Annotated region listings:
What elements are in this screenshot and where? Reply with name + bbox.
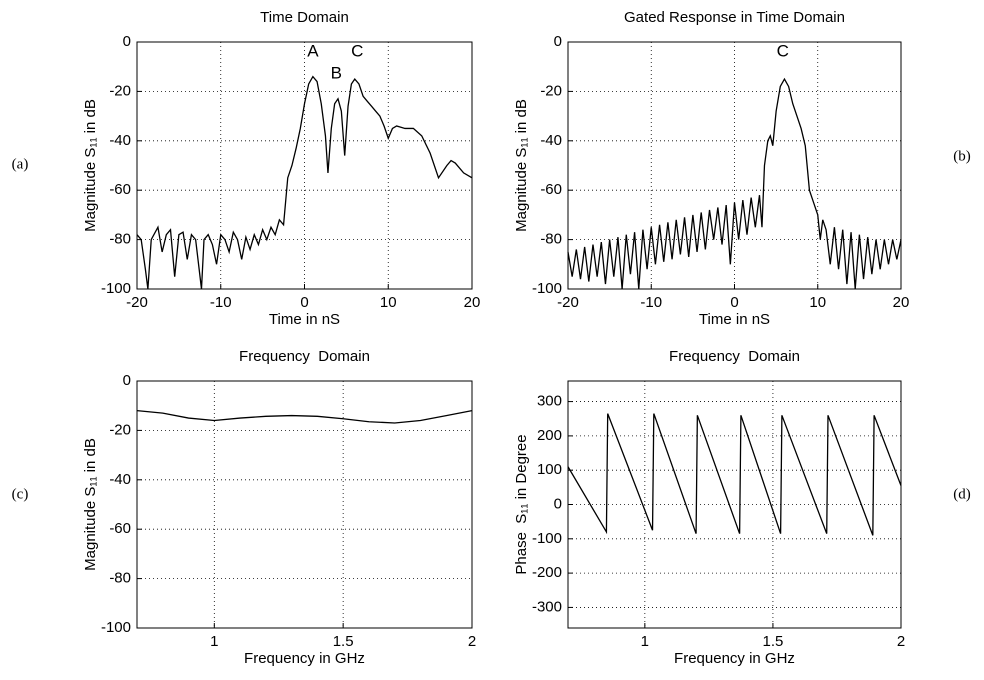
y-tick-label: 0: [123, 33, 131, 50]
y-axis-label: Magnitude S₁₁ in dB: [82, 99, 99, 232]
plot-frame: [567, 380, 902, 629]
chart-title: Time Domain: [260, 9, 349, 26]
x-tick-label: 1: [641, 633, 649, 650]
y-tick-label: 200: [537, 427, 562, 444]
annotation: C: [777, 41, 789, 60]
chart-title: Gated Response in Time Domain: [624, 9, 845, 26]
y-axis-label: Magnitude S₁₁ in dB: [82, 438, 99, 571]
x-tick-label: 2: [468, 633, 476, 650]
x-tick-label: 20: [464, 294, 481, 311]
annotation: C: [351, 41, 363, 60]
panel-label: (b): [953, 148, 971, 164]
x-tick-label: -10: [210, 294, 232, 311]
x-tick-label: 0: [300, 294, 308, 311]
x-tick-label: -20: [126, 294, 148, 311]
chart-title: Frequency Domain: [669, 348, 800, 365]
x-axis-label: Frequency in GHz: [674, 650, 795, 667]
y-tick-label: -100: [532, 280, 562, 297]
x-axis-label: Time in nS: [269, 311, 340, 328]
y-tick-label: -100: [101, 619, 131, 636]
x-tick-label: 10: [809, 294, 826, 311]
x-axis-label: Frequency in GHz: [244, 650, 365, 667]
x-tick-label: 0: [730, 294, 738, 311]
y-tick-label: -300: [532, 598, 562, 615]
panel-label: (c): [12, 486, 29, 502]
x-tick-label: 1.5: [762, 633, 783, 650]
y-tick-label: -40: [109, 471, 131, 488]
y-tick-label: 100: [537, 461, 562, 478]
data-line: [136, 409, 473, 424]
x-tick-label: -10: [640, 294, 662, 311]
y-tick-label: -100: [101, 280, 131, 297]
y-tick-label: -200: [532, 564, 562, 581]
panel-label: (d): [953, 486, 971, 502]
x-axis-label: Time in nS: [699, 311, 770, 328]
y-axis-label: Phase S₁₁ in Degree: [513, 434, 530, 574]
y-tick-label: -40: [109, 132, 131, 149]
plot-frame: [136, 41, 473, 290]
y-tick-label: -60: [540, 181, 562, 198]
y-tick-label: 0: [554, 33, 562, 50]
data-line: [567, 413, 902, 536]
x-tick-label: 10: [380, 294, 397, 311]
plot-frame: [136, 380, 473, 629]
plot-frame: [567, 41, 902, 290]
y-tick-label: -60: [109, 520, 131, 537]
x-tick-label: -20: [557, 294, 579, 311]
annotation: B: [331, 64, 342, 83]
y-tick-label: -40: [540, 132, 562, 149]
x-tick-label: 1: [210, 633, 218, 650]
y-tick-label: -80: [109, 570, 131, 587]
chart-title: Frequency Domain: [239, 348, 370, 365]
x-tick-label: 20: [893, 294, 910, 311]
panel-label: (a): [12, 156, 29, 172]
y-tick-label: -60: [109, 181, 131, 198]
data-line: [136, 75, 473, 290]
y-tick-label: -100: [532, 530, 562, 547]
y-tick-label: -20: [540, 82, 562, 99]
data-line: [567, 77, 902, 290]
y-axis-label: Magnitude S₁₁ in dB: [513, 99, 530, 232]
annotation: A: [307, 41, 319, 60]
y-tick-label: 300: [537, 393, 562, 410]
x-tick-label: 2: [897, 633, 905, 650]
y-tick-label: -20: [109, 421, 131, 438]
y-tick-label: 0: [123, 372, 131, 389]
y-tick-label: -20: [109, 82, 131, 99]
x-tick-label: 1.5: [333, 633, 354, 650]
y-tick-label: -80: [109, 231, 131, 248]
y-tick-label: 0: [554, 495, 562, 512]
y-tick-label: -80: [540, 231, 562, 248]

◆ Written task
Please express each line of the material above as a JSON list of strings, one string per line, with blank lines and the pictures left out.

◆ Solution for this problem
[
  "What elements are in this screenshot and where? Reply with name + bbox.",
  "y-tick-label: 0: [123, 33, 131, 50]",
  "y-axis-label: Magnitude S₁₁ in dB: [82, 99, 99, 232]",
  "plot-frame: [567, 380, 902, 629]",
  "chart-title: Time Domain: [260, 9, 349, 26]",
  "x-tick-label: 1: [641, 633, 649, 650]",
  "y-tick-label: 200: [537, 427, 562, 444]",
  "annotation: C: [777, 41, 789, 60]",
  "chart-title: Gated Response in Time Domain: [624, 9, 845, 26]",
  "y-axis-label: Magnitude S₁₁ in dB: [82, 438, 99, 571]",
  "x-tick-label: 2: [468, 633, 476, 650]",
  "x-tick-label: 20: [464, 294, 481, 311]",
  "annotation: C: [351, 41, 363, 60]",
  "panel-label: (b): [953, 148, 971, 164]",
  "x-tick-label: -10: [210, 294, 232, 311]",
  "x-tick-label: 0: [300, 294, 308, 311]",
  "x-tick-label: -20: [126, 294, 148, 311]",
  "chart-title: Frequency Domain: [669, 348, 800, 365]",
  "x-axis-label: Frequency in GHz: [674, 650, 795, 667]",
  "y-tick-label: -100: [532, 280, 562, 297]",
  "x-axis-label: Time in nS: [269, 311, 340, 328]",
  "y-tick-label: -100: [101, 619, 131, 636]",
  "x-tick-label: 10: [809, 294, 826, 311]",
  "x-axis-label: Frequency in GHz: [244, 650, 365, 667]",
  "x-tick-label: 0: [730, 294, 738, 311]",
  "y-tick-label: -300: [532, 598, 562, 615]",
  "panel-label: (c): [12, 486, 29, 502]",
  "x-tick-label: 1.5: [762, 633, 783, 650]",
  "y-tick-label: -40: [109, 471, 131, 488]",
  "y-tick-label: 100: [537, 461, 562, 478]",
  "data-line: [136, 409, 473, 424]",
  "x-tick-label: -10: [640, 294, 662, 311]",
  "y-tick-label: -100: [101, 280, 131, 297]",
  "y-tick-label: -200: [532, 564, 562, 581]",
  "panel-label: (d): [953, 486, 971, 502]",
  "x-axis-label: Time in nS: [699, 311, 770, 328]",
  "y-axis-label: Phase S₁₁ in Degree: [513, 434, 530, 574]",
  "y-tick-label: -40: [109, 132, 131, 149]",
  "plot-frame: [136, 41, 473, 290]",
  "y-tick-label: -60: [540, 181, 562, 198]",
  "y-tick-label: 0: [554, 33, 562, 50]",
  "data-line: [567, 413, 902, 536]",
  "x-tick-label: 10: [380, 294, 397, 311]",
  "plot-frame: [136, 380, 473, 629]",
  "plot-frame: [567, 41, 902, 290]",
  "y-tick-label: -60: [109, 520, 131, 537]",
  "x-tick-label: -20: [557, 294, 579, 311]",
  "annotation: B: [331, 64, 342, 83]",
  "y-tick-label: -40: [540, 132, 562, 149]",
  "x-tick-label: 1: [210, 633, 218, 650]",
  "y-tick-label: -80: [109, 570, 131, 587]",
  "chart-title: Frequency Domain: [239, 348, 370, 365]",
  "x-tick-label: 20: [893, 294, 910, 311]",
  "panel-label: (a): [12, 156, 29, 172]",
  "y-tick-label: -60: [109, 181, 131, 198]",
  "data-line: [136, 75, 473, 290]",
  "y-tick-label: -100: [532, 530, 562, 547]",
  "y-tick-label: -20: [540, 82, 562, 99]",
  "data-line: [567, 77, 902, 290]",
  "y-axis-label: Magnitude S₁₁ in dB: [513, 99, 530, 232]",
  "annotation: A: [307, 41, 319, 60]",
  "y-tick-label: 300: [537, 393, 562, 410]",
  "x-tick-label: 2: [897, 633, 905, 650]",
  "y-tick-label: -20: [109, 421, 131, 438]",
  "y-tick-label: 0: [123, 372, 131, 389]",
  "y-tick-label: -20: [109, 82, 131, 99]",
  "x-tick-label: 1.5: [333, 633, 354, 650]",
  "y-tick-label: -80: [109, 231, 131, 248]",
  "y-tick-label: 0: [554, 495, 562, 512]",
  "y-tick-label: -80: [540, 231, 562, 248]"
]